[begin Information shown]

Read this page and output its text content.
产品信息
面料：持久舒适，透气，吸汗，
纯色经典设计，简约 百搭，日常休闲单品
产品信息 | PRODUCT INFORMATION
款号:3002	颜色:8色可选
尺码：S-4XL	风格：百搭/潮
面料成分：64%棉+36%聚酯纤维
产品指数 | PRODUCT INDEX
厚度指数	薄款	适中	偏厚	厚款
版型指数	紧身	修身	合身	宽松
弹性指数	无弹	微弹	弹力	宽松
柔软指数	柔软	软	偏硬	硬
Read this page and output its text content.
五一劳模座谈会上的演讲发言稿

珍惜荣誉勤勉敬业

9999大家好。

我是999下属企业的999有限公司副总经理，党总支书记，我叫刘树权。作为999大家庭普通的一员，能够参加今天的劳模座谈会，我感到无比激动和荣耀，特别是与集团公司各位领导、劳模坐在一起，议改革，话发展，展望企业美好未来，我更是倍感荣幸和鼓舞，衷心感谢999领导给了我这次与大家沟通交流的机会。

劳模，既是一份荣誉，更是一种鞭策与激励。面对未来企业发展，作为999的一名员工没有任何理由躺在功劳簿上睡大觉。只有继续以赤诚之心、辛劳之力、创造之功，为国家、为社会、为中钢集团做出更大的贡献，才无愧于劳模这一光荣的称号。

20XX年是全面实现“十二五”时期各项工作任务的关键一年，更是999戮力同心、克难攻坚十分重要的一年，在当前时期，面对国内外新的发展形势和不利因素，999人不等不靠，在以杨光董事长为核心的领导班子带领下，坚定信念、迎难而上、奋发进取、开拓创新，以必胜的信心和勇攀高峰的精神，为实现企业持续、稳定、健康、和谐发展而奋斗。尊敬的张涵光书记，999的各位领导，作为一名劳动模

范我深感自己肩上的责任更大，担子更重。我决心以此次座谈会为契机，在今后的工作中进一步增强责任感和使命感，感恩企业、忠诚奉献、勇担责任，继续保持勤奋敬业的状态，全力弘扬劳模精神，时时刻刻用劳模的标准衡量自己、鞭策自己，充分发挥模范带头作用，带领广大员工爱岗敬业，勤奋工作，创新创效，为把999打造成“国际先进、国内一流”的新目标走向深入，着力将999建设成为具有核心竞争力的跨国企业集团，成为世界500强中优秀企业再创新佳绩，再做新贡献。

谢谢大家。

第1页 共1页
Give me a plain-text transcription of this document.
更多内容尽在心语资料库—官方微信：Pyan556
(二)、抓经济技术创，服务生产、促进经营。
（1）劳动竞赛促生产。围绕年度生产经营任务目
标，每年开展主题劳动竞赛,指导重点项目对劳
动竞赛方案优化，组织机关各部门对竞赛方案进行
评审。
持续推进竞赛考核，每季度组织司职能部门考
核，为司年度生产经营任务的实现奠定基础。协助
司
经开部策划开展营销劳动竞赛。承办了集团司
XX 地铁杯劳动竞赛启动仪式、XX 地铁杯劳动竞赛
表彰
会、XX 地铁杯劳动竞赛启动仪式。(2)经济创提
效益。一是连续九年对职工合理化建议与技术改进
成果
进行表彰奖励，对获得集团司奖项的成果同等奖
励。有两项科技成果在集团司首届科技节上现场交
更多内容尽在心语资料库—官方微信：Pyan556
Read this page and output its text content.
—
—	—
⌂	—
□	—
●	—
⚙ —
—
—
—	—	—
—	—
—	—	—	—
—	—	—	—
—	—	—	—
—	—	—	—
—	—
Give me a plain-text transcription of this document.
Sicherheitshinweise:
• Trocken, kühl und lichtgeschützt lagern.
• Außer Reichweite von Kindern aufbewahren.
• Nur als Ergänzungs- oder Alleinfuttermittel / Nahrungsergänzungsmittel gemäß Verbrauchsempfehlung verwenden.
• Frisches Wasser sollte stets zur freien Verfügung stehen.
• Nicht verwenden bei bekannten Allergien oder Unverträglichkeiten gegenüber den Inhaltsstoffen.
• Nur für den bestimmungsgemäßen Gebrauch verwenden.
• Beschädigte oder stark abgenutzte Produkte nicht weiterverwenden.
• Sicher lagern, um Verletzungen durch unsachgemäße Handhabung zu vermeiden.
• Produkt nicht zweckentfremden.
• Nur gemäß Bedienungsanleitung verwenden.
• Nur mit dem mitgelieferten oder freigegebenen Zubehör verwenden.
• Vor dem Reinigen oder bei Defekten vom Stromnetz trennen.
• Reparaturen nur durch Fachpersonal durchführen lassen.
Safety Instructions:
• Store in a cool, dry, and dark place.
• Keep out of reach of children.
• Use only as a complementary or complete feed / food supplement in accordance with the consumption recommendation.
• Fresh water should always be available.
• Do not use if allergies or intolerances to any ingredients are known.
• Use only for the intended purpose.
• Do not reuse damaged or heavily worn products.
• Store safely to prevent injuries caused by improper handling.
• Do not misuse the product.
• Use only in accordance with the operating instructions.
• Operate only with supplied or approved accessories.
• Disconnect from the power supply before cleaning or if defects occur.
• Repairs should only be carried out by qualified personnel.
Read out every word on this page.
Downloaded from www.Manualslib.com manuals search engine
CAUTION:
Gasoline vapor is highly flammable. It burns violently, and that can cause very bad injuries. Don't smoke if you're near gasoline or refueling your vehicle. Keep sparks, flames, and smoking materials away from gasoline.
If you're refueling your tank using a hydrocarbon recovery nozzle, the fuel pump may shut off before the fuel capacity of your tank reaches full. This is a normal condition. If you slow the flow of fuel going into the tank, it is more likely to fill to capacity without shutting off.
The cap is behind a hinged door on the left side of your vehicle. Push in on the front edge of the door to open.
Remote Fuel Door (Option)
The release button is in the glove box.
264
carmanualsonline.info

[end Information shown]

- [Required task]: Copy out every line holding the string "durch".

- [Response to this task]:
• Sicher lagern, um Verletzungen durch unsachgemäße Handhabung zu vermeiden.
• Reparaturen nur durch Fachpersonal durchführen lassen.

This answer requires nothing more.